• _Page text_
----------

Importing TCAD field maps
For realistic calculations of the electric field in a segmented silicon sensor, one usually relies on Technology CAD (TCAD) device simulation programs like Synopsys Sentaurus™ Device. The output of a Sentaurus Device simulation normally includes a plot file (_des.tdr) which contains the solution variables (e.g. electrostatic potential, electric field, doping concentration) at each mesh node. In order to import these data in Garfield++, one can either
- use the tool
svisualto probe the relevant variables on a regular grid and save the results to a text file, which can then be read using the classComponentGrid, or - load directly the nodal solutions together with the mesh.
In this example we briefly outline the latter approach. Let us assume we have run a two-dimensional sdevice simulation and generated a plot file pixel_des.tdr. As a first step, we need to convert this file to a text-based (so-called DF-ISE) format. We do this using the Sentaurus Data Explorer tool (tdx):
tdx -dd pixel_des.tdr
This should produce two files: pixel_des.grd, which contains a description of the mesh, and pixel_des.dat, which contains the solution variables. We now import these files in our Garfield++ program using the class ComponentTcad2d.
ComponentTcad2d cmp;
cmp.Initialise("pixel_des.grd", "pixel_des.dat");
cmp.PrintRegions();
The last statement prints a list of the "regions" defined in the mesh. If we want to enable ionization and drift of charge-carriers in a region, we need to associate it with a MediumSilicon object.

----------

• _To do_
**a.** According to the text on importing TCAD field maps, which two files should the tdx command produce?
**b.** Duplicate the portion of the text on importing TCAD field maps starting with "Importing TCAD field" and going on through "with the mesh.".
The records that come next are separate material, unrelated to the text on importing TCAD field maps.

----------

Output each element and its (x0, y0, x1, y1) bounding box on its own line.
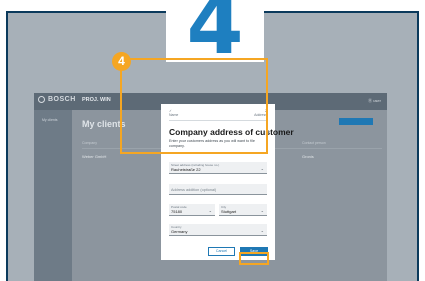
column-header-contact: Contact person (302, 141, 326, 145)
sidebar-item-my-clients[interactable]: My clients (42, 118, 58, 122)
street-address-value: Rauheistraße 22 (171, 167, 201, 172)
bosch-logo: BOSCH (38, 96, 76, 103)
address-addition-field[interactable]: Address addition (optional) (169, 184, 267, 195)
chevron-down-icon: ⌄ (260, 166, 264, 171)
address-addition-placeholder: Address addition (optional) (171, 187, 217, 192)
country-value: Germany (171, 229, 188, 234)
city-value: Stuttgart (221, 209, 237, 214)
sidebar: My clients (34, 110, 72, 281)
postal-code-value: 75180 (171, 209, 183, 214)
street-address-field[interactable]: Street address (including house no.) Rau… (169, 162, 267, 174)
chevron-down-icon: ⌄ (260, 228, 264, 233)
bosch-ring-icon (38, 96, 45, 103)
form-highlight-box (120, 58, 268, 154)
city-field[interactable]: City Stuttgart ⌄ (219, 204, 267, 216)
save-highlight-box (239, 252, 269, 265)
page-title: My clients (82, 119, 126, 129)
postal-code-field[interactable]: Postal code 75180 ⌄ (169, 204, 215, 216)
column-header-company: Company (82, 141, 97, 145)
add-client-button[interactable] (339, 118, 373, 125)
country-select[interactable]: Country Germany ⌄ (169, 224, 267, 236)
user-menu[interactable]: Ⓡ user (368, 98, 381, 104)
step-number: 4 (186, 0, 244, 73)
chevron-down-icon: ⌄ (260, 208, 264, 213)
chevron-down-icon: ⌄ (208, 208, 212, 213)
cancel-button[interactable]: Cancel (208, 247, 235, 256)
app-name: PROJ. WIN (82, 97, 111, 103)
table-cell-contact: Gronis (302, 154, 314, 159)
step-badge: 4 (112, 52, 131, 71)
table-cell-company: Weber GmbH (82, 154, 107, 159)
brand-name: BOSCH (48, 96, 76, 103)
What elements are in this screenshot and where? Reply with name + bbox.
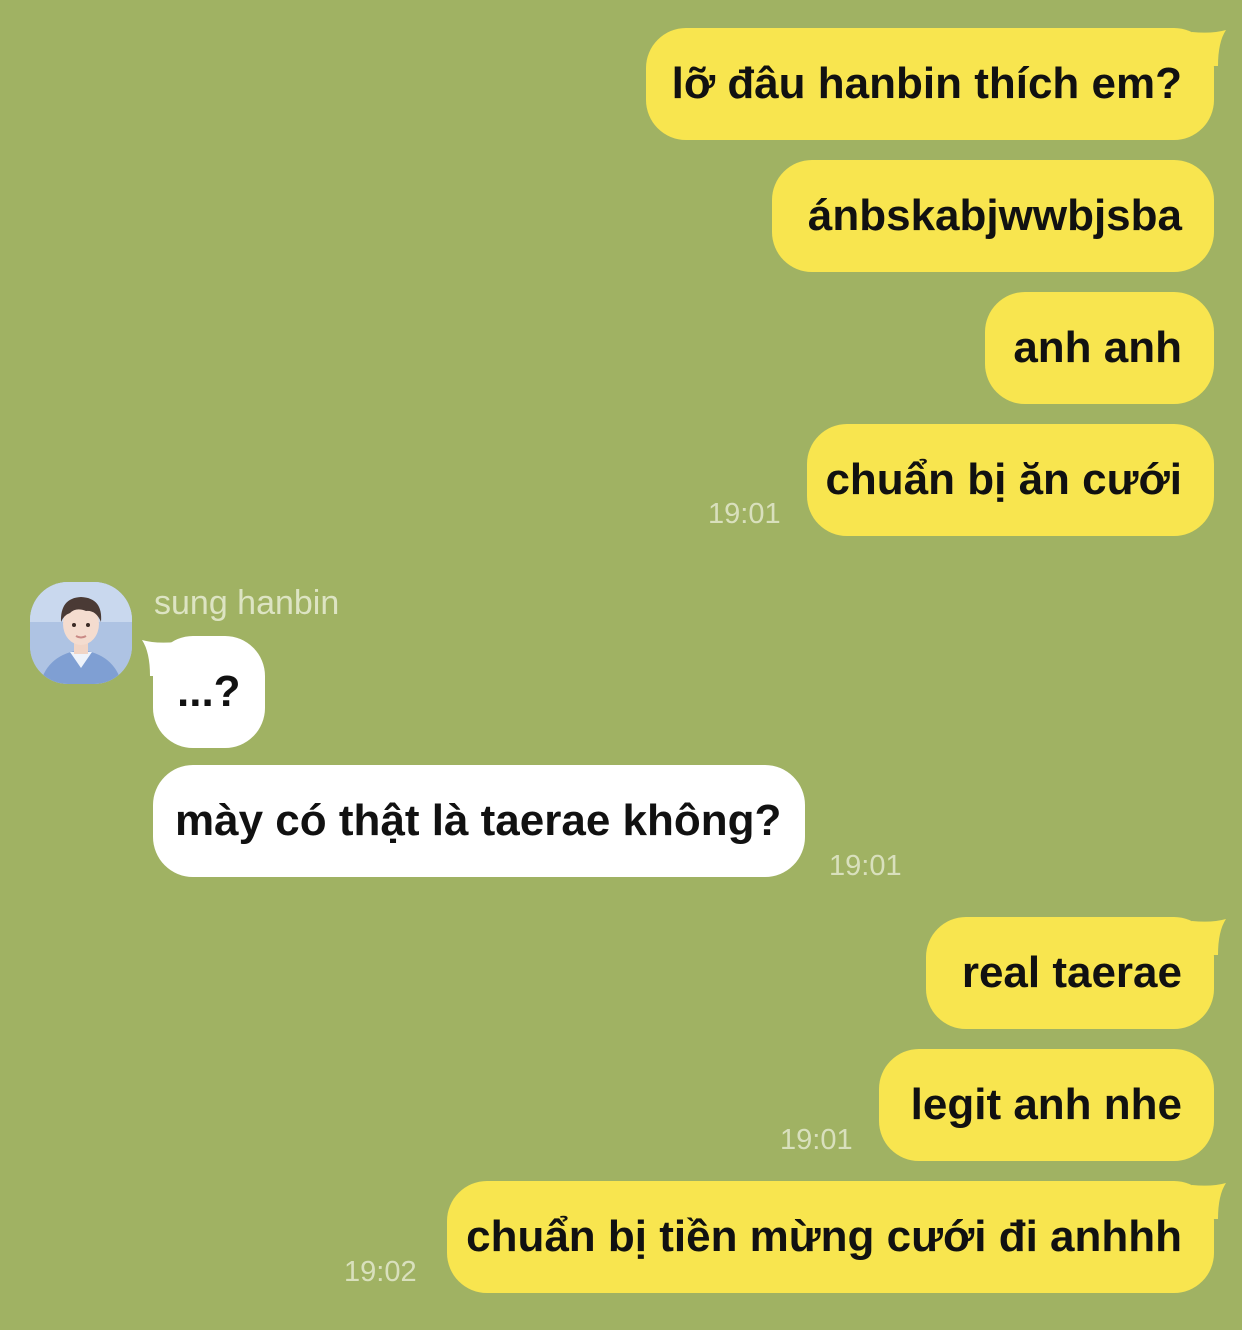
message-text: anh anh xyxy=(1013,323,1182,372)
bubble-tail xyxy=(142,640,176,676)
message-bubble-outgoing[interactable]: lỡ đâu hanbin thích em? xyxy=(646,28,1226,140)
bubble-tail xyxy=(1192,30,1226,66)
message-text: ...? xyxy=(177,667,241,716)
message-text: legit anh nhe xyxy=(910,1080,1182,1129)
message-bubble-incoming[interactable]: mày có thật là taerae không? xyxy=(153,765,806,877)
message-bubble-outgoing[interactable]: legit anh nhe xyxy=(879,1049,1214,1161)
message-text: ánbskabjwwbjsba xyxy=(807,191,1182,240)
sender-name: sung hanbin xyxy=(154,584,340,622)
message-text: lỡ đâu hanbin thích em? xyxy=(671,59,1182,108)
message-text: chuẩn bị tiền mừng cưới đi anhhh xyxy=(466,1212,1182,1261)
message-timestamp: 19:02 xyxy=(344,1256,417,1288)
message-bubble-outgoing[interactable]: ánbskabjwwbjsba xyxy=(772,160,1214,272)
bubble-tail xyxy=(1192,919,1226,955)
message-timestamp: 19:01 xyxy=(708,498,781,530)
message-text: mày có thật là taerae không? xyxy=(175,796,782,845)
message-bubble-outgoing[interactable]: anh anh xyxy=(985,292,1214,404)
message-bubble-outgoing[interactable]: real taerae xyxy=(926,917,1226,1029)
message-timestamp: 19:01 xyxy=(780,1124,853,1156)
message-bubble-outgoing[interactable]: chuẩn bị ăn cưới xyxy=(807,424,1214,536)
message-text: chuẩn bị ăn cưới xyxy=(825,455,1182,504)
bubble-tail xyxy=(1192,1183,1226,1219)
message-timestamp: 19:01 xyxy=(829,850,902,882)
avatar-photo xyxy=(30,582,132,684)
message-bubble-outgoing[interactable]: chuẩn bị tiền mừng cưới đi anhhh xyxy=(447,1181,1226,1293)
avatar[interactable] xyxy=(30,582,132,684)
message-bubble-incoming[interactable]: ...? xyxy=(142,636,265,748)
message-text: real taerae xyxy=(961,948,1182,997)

----------

• _Completed exercise_
**a.** pixel_des.grd, which describes the mesh, and pixel_des.dat, which contains the solution variables.

**b.**
Importing TCAD field maps
For realistic calculations of the electric field in a segmented silicon sensor, one usually relies on Technology CAD (TCAD) device simulation programs like Synopsys Sentaurus™ Device. The output of a Sentaurus Device simulation normally includes a plot file (_des.tdr) which contains the solution variables (e.g. electrostatic potential, electric field, doping concentration) at each mesh node. In order to import these data in Garfield++, one can either
- use the tool
svisualto probe the relevant variables on a regular grid and save the results to a text file, which can then be read using the classComponentGrid, or - load directly the nodal solutions together with the mesh.